## Given records
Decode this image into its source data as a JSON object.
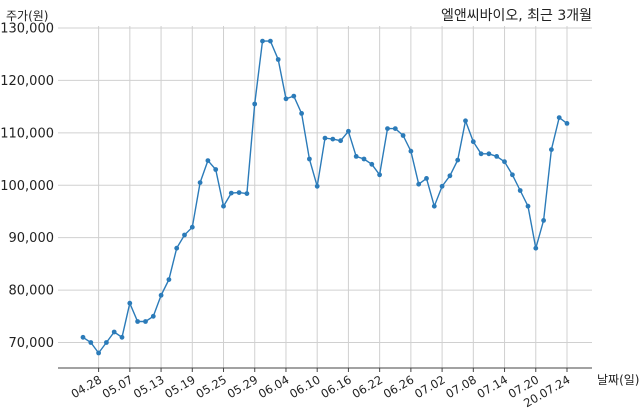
{
  "chart_data": {
    "type": "line",
    "title": "엘앤씨바이오, 최근 3개월",
    "ylabel": "주가(원)",
    "xlabel": "날짜(일)",
    "ylim": [
      65000,
      130000
    ],
    "yticks": [
      70000,
      80000,
      90000,
      100000,
      110000,
      120000,
      130000
    ],
    "ytick_labels": [
      "70,000",
      "80,000",
      "90,000",
      "100,000",
      "110,000",
      "120,000",
      "130,000"
    ],
    "xtick_labels": [
      "04.28",
      "05.07",
      "05.13",
      "05.19",
      "05.25",
      "05.29",
      "06.04",
      "06.10",
      "06.16",
      "06.22",
      "06.26",
      "07.02",
      "07.08",
      "07.14",
      "07.20",
      "20.07.24"
    ],
    "xtick_index": [
      2,
      6,
      10,
      14,
      18,
      22,
      26,
      30,
      34,
      38,
      42,
      46,
      50,
      54,
      58,
      62
    ],
    "grid": true,
    "color": "#2b7bb9",
    "series": [
      {
        "values": [
          71000,
          70000,
          68000,
          70000,
          72000,
          71000,
          77500,
          74000,
          74000,
          75000,
          79000,
          82000,
          88000,
          90500,
          92000,
          100500,
          104700,
          103000,
          96000,
          98500,
          98600,
          98400,
          115500,
          127500,
          127500,
          124000,
          116500,
          117000,
          113700,
          105000,
          99800,
          109000,
          108800,
          108500,
          110300,
          105500,
          105000,
          104000,
          102000,
          110800,
          110800,
          109500,
          106500,
          100200,
          101300,
          96000,
          99800,
          101800,
          104800,
          112300,
          108300,
          106000,
          106000,
          105500,
          104500,
          102000,
          99000,
          96000,
          88000,
          93300,
          106800,
          112900,
          111800
        ]
      }
    ]
  }
}
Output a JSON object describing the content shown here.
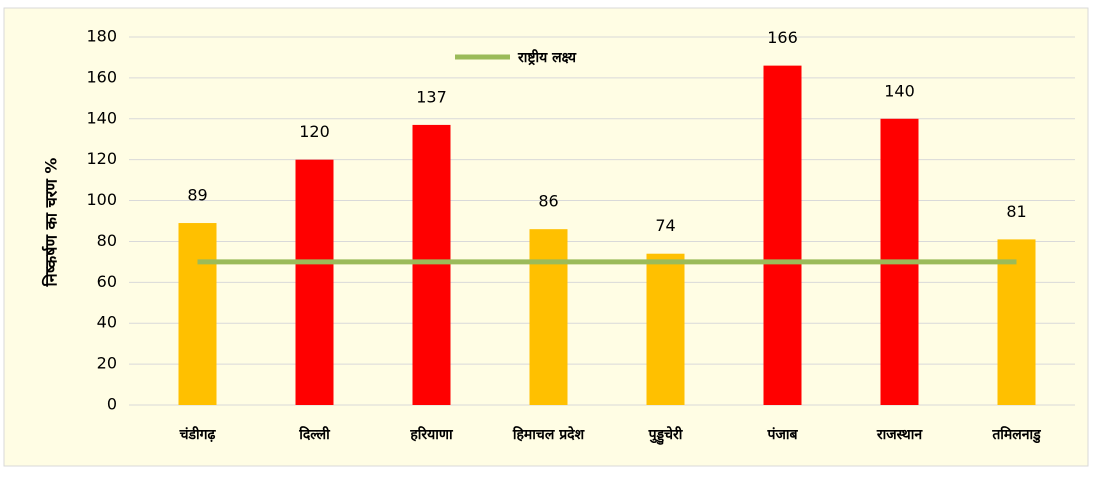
{
  "chart_data": {
    "type": "bar",
    "y_label": "निष्कर्षण का चरण %",
    "categories": [
      "चंडीगढ़",
      "दिल्ली",
      "हरियाणा",
      "हिमाचल प्रदेश",
      "पुड्डुचेरी",
      "पंजाब",
      "राजस्थान",
      "तमिलनाडु"
    ],
    "series": [
      {
        "type": "bar",
        "colors": [
          "#ffc000",
          "#ff0000",
          "#ff0000",
          "#ffc000",
          "#ffc000",
          "#ff0000",
          "#ff0000",
          "#ffc000"
        ],
        "values": [
          89,
          120,
          137,
          86,
          74,
          166,
          140,
          81
        ]
      },
      {
        "type": "line",
        "name": "राष्ट्रीय लक्ष्य",
        "color": "#9bbb59",
        "values": [
          70,
          70,
          70,
          70,
          70,
          70,
          70,
          70
        ]
      }
    ],
    "ylim": [
      0,
      180
    ],
    "yticks": [
      0,
      20,
      40,
      60,
      80,
      100,
      120,
      140,
      160,
      180
    ],
    "grid": true,
    "legend": "top"
  }
}
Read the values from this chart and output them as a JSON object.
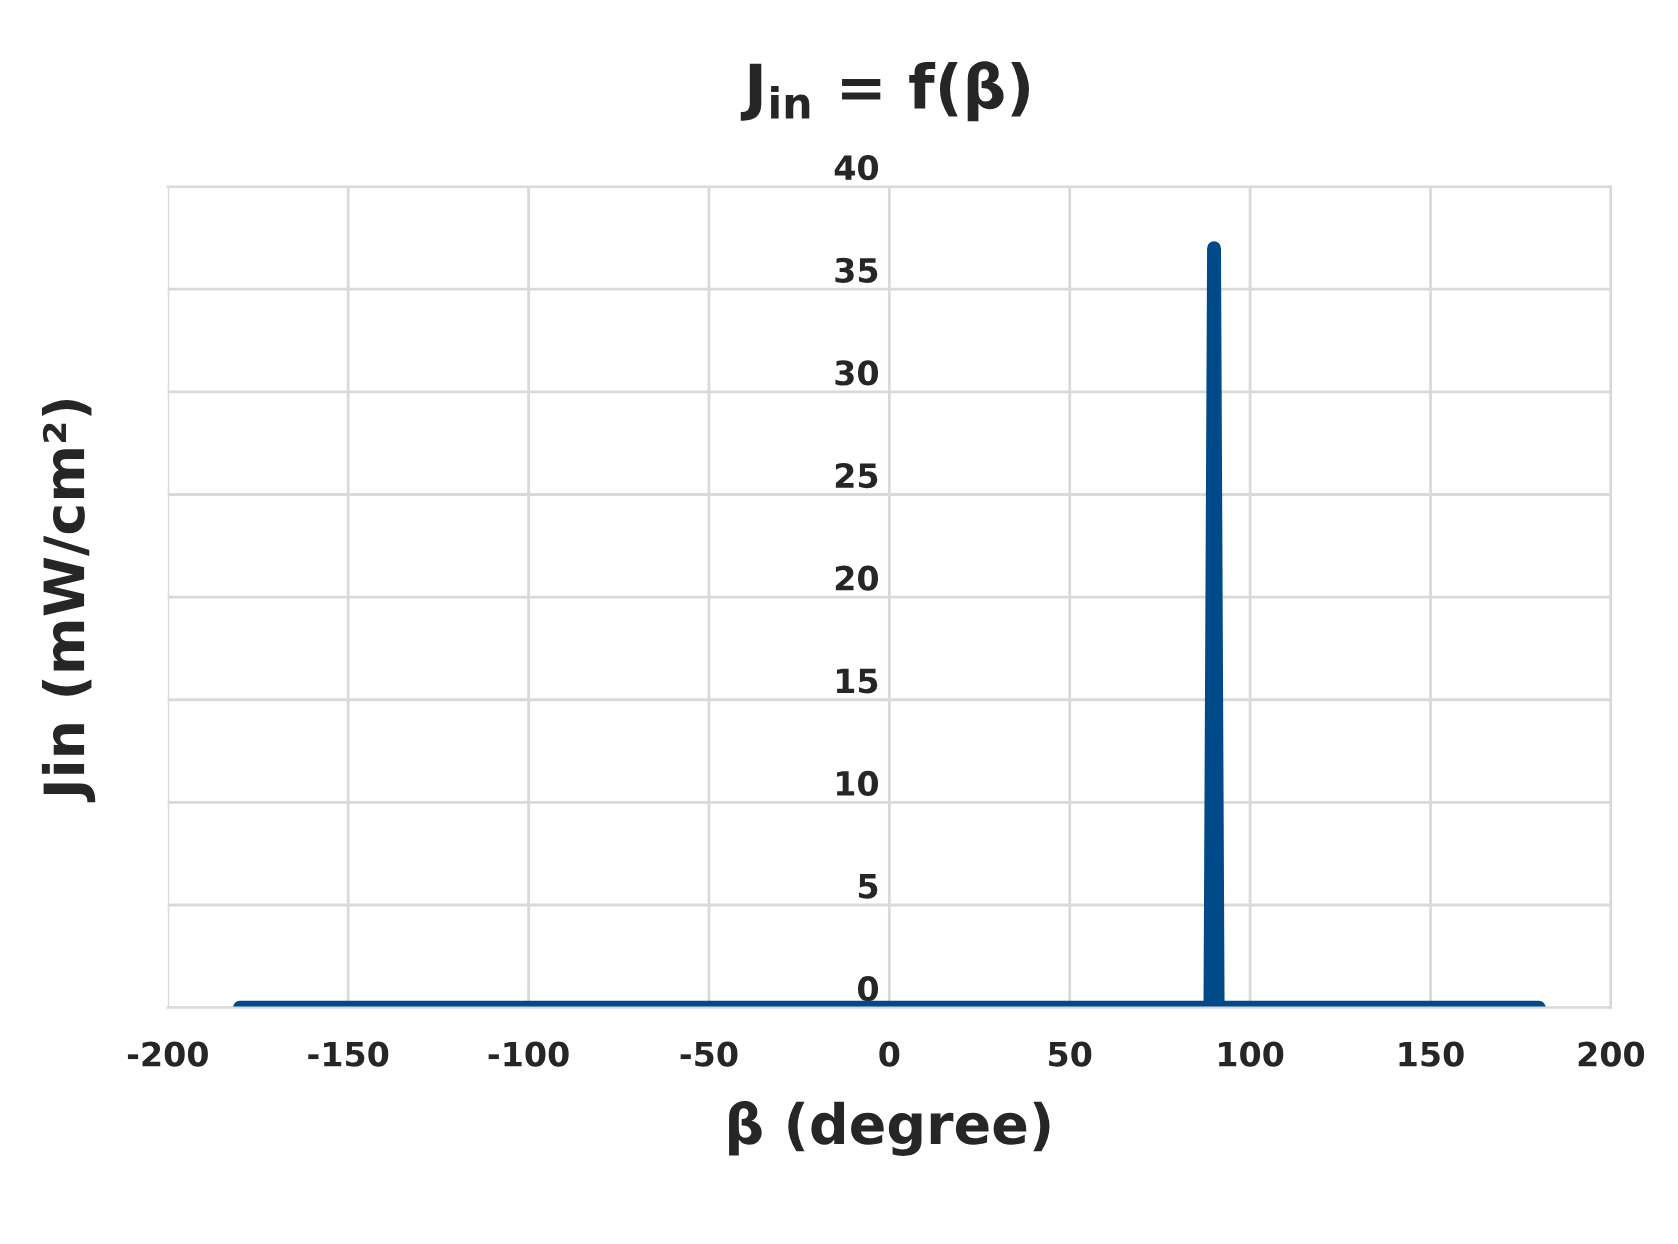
{
  "chart_data": {
    "type": "line",
    "title": "J$_{in}$ = f(β)",
    "xlabel": "β (degree)",
    "ylabel": "Jin (mW/cm²)",
    "x": [
      -180,
      89,
      90,
      91,
      180
    ],
    "series": [
      {
        "color": "#004a8a",
        "values": [
          0,
          0,
          37,
          0,
          0
        ]
      }
    ],
    "xlim": [
      -200,
      200
    ],
    "xticks": [
      -200,
      -150,
      -100,
      -50,
      0,
      50,
      100,
      150,
      200
    ],
    "ylim": [
      0,
      40
    ],
    "yticks": [
      0,
      5,
      10,
      15,
      20,
      25,
      30,
      35,
      40
    ],
    "grid": true,
    "legend": false,
    "marker": "none",
    "line_style": "solid"
  }
}
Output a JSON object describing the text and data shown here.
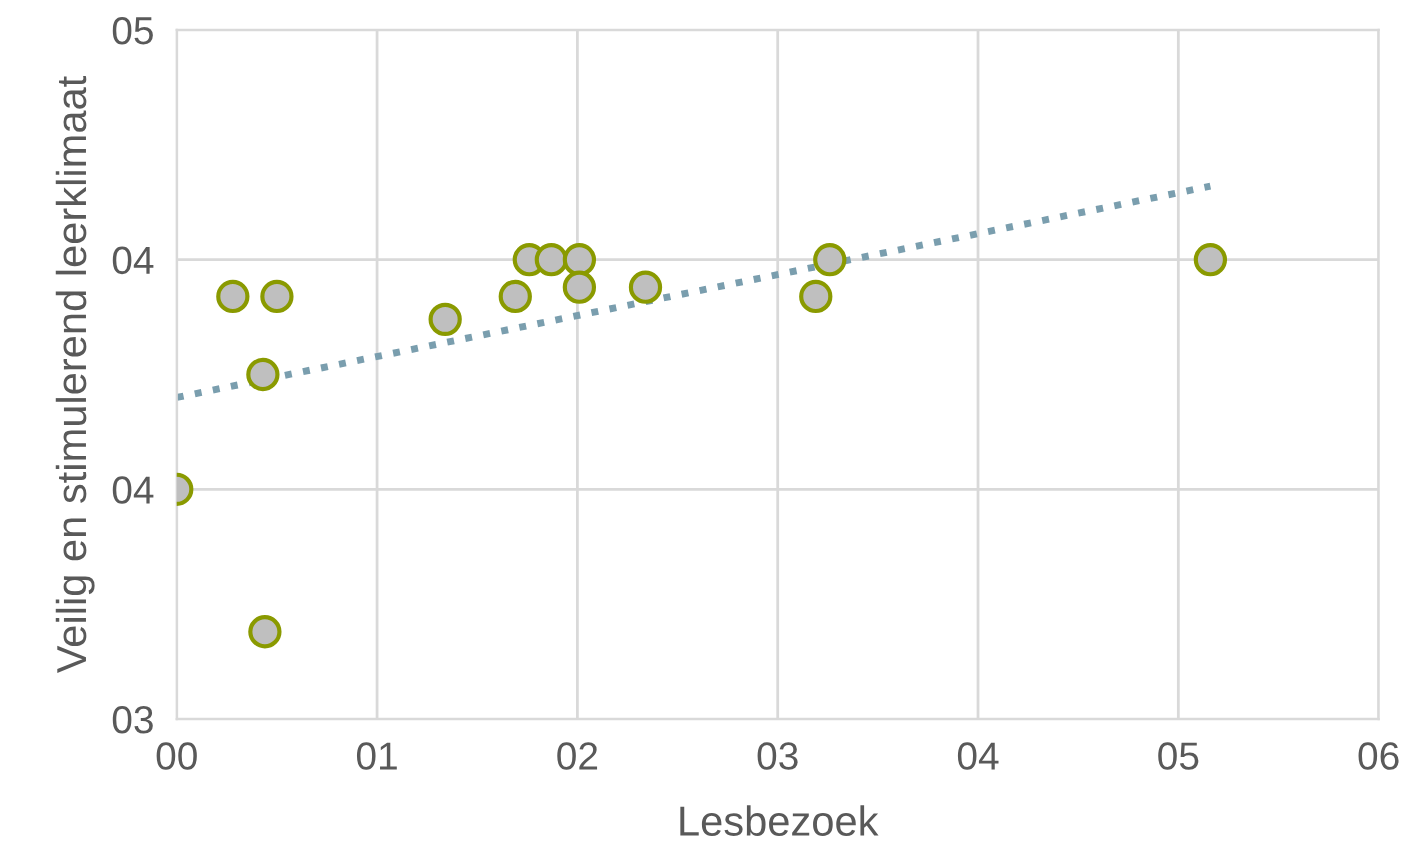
{
  "chart_data": {
    "type": "scatter",
    "xlabel": "Lesbezoek",
    "ylabel": "Veilig en stimulerend leerklimaat",
    "xlim": [
      0,
      6
    ],
    "xticks": [
      {
        "value": 0,
        "label": "00"
      },
      {
        "value": 1,
        "label": "01"
      },
      {
        "value": 2,
        "label": "02"
      },
      {
        "value": 3,
        "label": "03"
      },
      {
        "value": 4,
        "label": "04"
      },
      {
        "value": 5,
        "label": "05"
      },
      {
        "value": 6,
        "label": "06"
      }
    ],
    "ylim": [
      3.0,
      4.5
    ],
    "yticks": [
      {
        "value": 3.0,
        "label": "03"
      },
      {
        "value": 3.5,
        "label": "04"
      },
      {
        "value": 4.0,
        "label": "04"
      },
      {
        "value": 4.5,
        "label": "05"
      }
    ],
    "grid": true,
    "series": [
      {
        "marker": "circle",
        "color": "#bfbfbf",
        "x": [
          0,
          0.28,
          0.5,
          0.43,
          0.44,
          1.34,
          1.69,
          1.76,
          1.87,
          2.01,
          2.01,
          2.34,
          3.19,
          3.26,
          5.16
        ],
        "values": [
          3.5,
          3.92,
          3.92,
          3.75,
          3.19,
          3.87,
          3.92,
          4.0,
          4.0,
          4.0,
          3.94,
          3.94,
          3.92,
          4.0,
          4.0
        ]
      },
      {
        "type": "line",
        "marker": "none",
        "color": "#7a9eae",
        "line_style": "dotted",
        "x": [
          0,
          5.16
        ],
        "values": [
          3.7,
          4.16
        ]
      }
    ]
  }
}
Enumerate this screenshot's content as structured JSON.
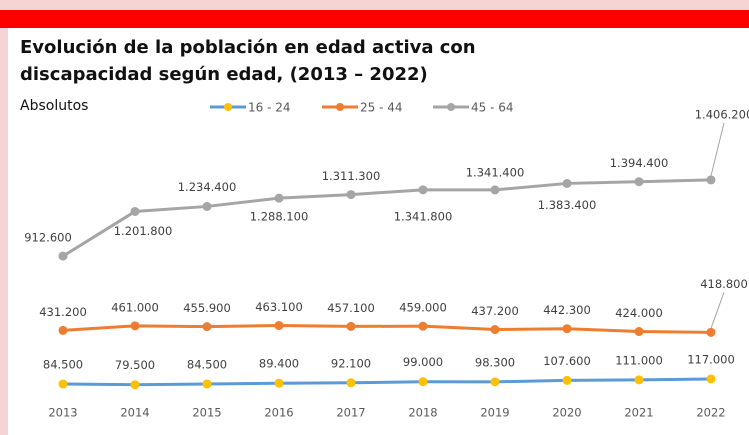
{
  "chart_data": {
    "type": "line",
    "title": "Evolución de la población en edad activa con discapacidad según edad, (2013 – 2022)",
    "title_lines": [
      "Evolución de la población en edad activa con",
      "discapacidad según edad, (2013 – 2022)"
    ],
    "subtitle": "Absolutos",
    "categories": [
      "2013",
      "2014",
      "2015",
      "2016",
      "2017",
      "2018",
      "2019",
      "2020",
      "2021",
      "2022"
    ],
    "ylim": [
      0,
      1600000
    ],
    "series": [
      {
        "name": "16 - 24",
        "color": "#5b9bd5",
        "marker_color": "#ffc000",
        "values": [
          84500,
          79500,
          84500,
          89400,
          92100,
          99000,
          98300,
          107600,
          111000,
          117000
        ],
        "value_labels": [
          "84.500",
          "79.500",
          "84.500",
          "89.400",
          "92.100",
          "99.000",
          "98.300",
          "107.600",
          "111.000",
          "117.000"
        ]
      },
      {
        "name": "25 - 44",
        "color": "#ed7d31",
        "marker_color": "#ed7d31",
        "values": [
          431200,
          461000,
          455900,
          463100,
          457100,
          459000,
          437200,
          442300,
          424000,
          418800
        ],
        "value_labels": [
          "431.200",
          "461.000",
          "455.900",
          "463.100",
          "457.100",
          "459.000",
          "437.200",
          "442.300",
          "424.000",
          "418.800"
        ]
      },
      {
        "name": "45 - 64",
        "color": "#a5a5a5",
        "marker_color": "#a5a5a5",
        "values": [
          912600,
          1201800,
          1234400,
          1288100,
          1311300,
          1341800,
          1341400,
          1383400,
          1394400,
          1406200
        ],
        "value_labels": [
          "912.600",
          "1.201.800",
          "1.234.400",
          "1.288.100",
          "1.311.300",
          "1.341.800",
          "1.341.400",
          "1.383.400",
          "1.394.400",
          "1.406.200"
        ]
      }
    ]
  }
}
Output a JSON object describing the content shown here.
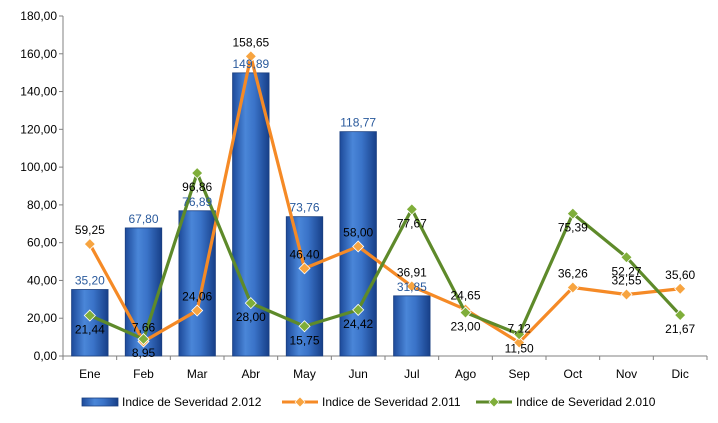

## What is required
Write the material out again exactly as it appears, dropping the pictures.

## Reply
Decode this image into its source data as a JSON object.
{
  "chart_data": {
    "type": "line",
    "title": "엘앤씨바이오, 최근 3개월",
    "ylabel": "주가(원)",
    "xlabel": "날짜(일)",
    "ylim": [
      65000,
      130000
    ],
    "yticks": [
      70000,
      80000,
      90000,
      100000,
      110000,
      120000,
      130000
    ],
    "ytick_labels": [
      "70,000",
      "80,000",
      "90,000",
      "100,000",
      "110,000",
      "120,000",
      "130,000"
    ],
    "xtick_labels": [
      "04.28",
      "05.07",
      "05.13",
      "05.19",
      "05.25",
      "05.29",
      "06.04",
      "06.10",
      "06.16",
      "06.22",
      "06.26",
      "07.02",
      "07.08",
      "07.14",
      "07.20",
      "20.07.24"
    ],
    "xtick_index": [
      2,
      6,
      10,
      14,
      18,
      22,
      26,
      30,
      34,
      38,
      42,
      46,
      50,
      54,
      58,
      62
    ],
    "grid": true,
    "color": "#2b7bb9",
    "series": [
      {
        "values": [
          71000,
          70000,
          68000,
          70000,
          72000,
          71000,
          77500,
          74000,
          74000,
          75000,
          79000,
          82000,
          88000,
          90500,
          92000,
          100500,
          104700,
          103000,
          96000,
          98500,
          98600,
          98400,
          115500,
          127500,
          127500,
          124000,
          116500,
          117000,
          113700,
          105000,
          99800,
          109000,
          108800,
          108500,
          110300,
          105500,
          105000,
          104000,
          102000,
          110800,
          110800,
          109500,
          106500,
          100200,
          101300,
          96000,
          99800,
          101800,
          104800,
          112300,
          108300,
          106000,
          106000,
          105500,
          104500,
          102000,
          99000,
          96000,
          88000,
          93300,
          106800,
          112900,
          111800
        ]
      }
    ]
  }
}
Output a JSON object describing the content shown here.
{
  "chart_data": {
    "type": "bar",
    "y_label": "निष्कर्षण का चरण %",
    "categories": [
      "चंडीगढ़",
      "दिल्ली",
      "हरियाणा",
      "हिमाचल प्रदेश",
      "पुड्डुचेरी",
      "पंजाब",
      "राजस्थान",
      "तमिलनाडु"
    ],
    "series": [
      {
        "type": "bar",
        "colors": [
          "#ffc000",
          "#ff0000",
          "#ff0000",
          "#ffc000",
          "#ffc000",
          "#ff0000",
          "#ff0000",
          "#ffc000"
        ],
        "values": [
          89,
          120,
          137,
          86,
          74,
          166,
          140,
          81
        ]
      },
      {
        "type": "line",
        "name": "राष्ट्रीय लक्ष्य",
        "color": "#9bbb59",
        "values": [
          70,
          70,
          70,
          70,
          70,
          70,
          70,
          70
        ]
      }
    ],
    "ylim": [
      0,
      180
    ],
    "yticks": [
      0,
      20,
      40,
      60,
      80,
      100,
      120,
      140,
      160,
      180
    ],
    "grid": true,
    "legend": "top"
  }
}
Read the values from this chart and output them as a JSON object.
{
  "chart_data": {
    "type": "line",
    "title": "J$_{in}$ = f(β)",
    "xlabel": "β (degree)",
    "ylabel": "Jin (mW/cm²)",
    "x": [
      -180,
      89,
      90,
      91,
      180
    ],
    "series": [
      {
        "color": "#004a8a",
        "values": [
          0,
          0,
          37,
          0,
          0
        ]
      }
    ],
    "xlim": [
      -200,
      200
    ],
    "xticks": [
      -200,
      -150,
      -100,
      -50,
      0,
      50,
      100,
      150,
      200
    ],
    "ylim": [
      0,
      40
    ],
    "yticks": [
      0,
      5,
      10,
      15,
      20,
      25,
      30,
      35,
      40
    ],
    "grid": true,
    "legend": false,
    "marker": "none",
    "line_style": "solid"
  }
}
Output a JSON object describing the text and data shown here.
{
  "chart_data": {
    "type": "scatter",
    "xlabel": "Lesbezoek",
    "ylabel": "Veilig en stimulerend leerklimaat",
    "xlim": [
      0,
      6
    ],
    "xticks": [
      {
        "value": 0,
        "label": "00"
      },
      {
        "value": 1,
        "label": "01"
      },
      {
        "value": 2,
        "label": "02"
      },
      {
        "value": 3,
        "label": "03"
      },
      {
        "value": 4,
        "label": "04"
      },
      {
        "value": 5,
        "label": "05"
      },
      {
        "value": 6,
        "label": "06"
      }
    ],
    "ylim": [
      3.0,
      4.5
    ],
    "yticks": [
      {
        "value": 3.0,
        "label": "03"
      },
      {
        "value": 3.5,
        "label": "04"
      },
      {
        "value": 4.0,
        "label": "04"
      },
      {
        "value": 4.5,
        "label": "05"
      }
    ],
    "grid": true,
    "series": [
      {
        "marker": "circle",
        "color": "#bfbfbf",
        "x": [
          0,
          0.28,
          0.5,
          0.43,
          0.44,
          1.34,
          1.69,
          1.76,
          1.87,
          2.01,
          2.01,
          2.34,
          3.19,
          3.26,
          5.16
        ],
        "values": [
          3.5,
          3.92,
          3.92,
          3.75,
          3.19,
          3.87,
          3.92,
          4.0,
          4.0,
          4.0,
          3.94,
          3.94,
          3.92,
          4.0,
          4.0
        ]
      },
      {
        "type": "line",
        "marker": "none",
        "color": "#7a9eae",
        "line_style": "dotted",
        "x": [
          0,
          5.16
        ],
        "values": [
          3.7,
          4.16
        ]
      }
    ]
  }
}
Enumerate this screenshot's content as structured JSON.
{
  "chart_data": {
    "type": "line",
    "title": "Evolución de la población en edad activa con discapacidad según edad, (2013 – 2022)",
    "title_lines": [
      "Evolución de la población en edad activa con",
      "discapacidad según edad, (2013 – 2022)"
    ],
    "subtitle": "Absolutos",
    "categories": [
      "2013",
      "2014",
      "2015",
      "2016",
      "2017",
      "2018",
      "2019",
      "2020",
      "2021",
      "2022"
    ],
    "ylim": [
      0,
      1600000
    ],
    "series": [
      {
        "name": "16 - 24",
        "color": "#5b9bd5",
        "marker_color": "#ffc000",
        "values": [
          84500,
          79500,
          84500,
          89400,
          92100,
          99000,
          98300,
          107600,
          111000,
          117000
        ],
        "value_labels": [
          "84.500",
          "79.500",
          "84.500",
          "89.400",
          "92.100",
          "99.000",
          "98.300",
          "107.600",
          "111.000",
          "117.000"
        ]
      },
      {
        "name": "25 - 44",
        "color": "#ed7d31",
        "marker_color": "#ed7d31",
        "values": [
          431200,
          461000,
          455900,
          463100,
          457100,
          459000,
          437200,
          442300,
          424000,
          418800
        ],
        "value_labels": [
          "431.200",
          "461.000",
          "455.900",
          "463.100",
          "457.100",
          "459.000",
          "437.200",
          "442.300",
          "424.000",
          "418.800"
        ]
      },
      {
        "name": "45 - 64",
        "color": "#a5a5a5",
        "marker_color": "#a5a5a5",
        "values": [
          912600,
          1201800,
          1234400,
          1288100,
          1311300,
          1341800,
          1341400,
          1383400,
          1394400,
          1406200
        ],
        "value_labels": [
          "912.600",
          "1.201.800",
          "1.234.400",
          "1.288.100",
          "1.311.300",
          "1.341.800",
          "1.341.400",
          "1.383.400",
          "1.394.400",
          "1.406.200"
        ]
      }
    ]
  }
}
Output a JSON object describing the content shown here.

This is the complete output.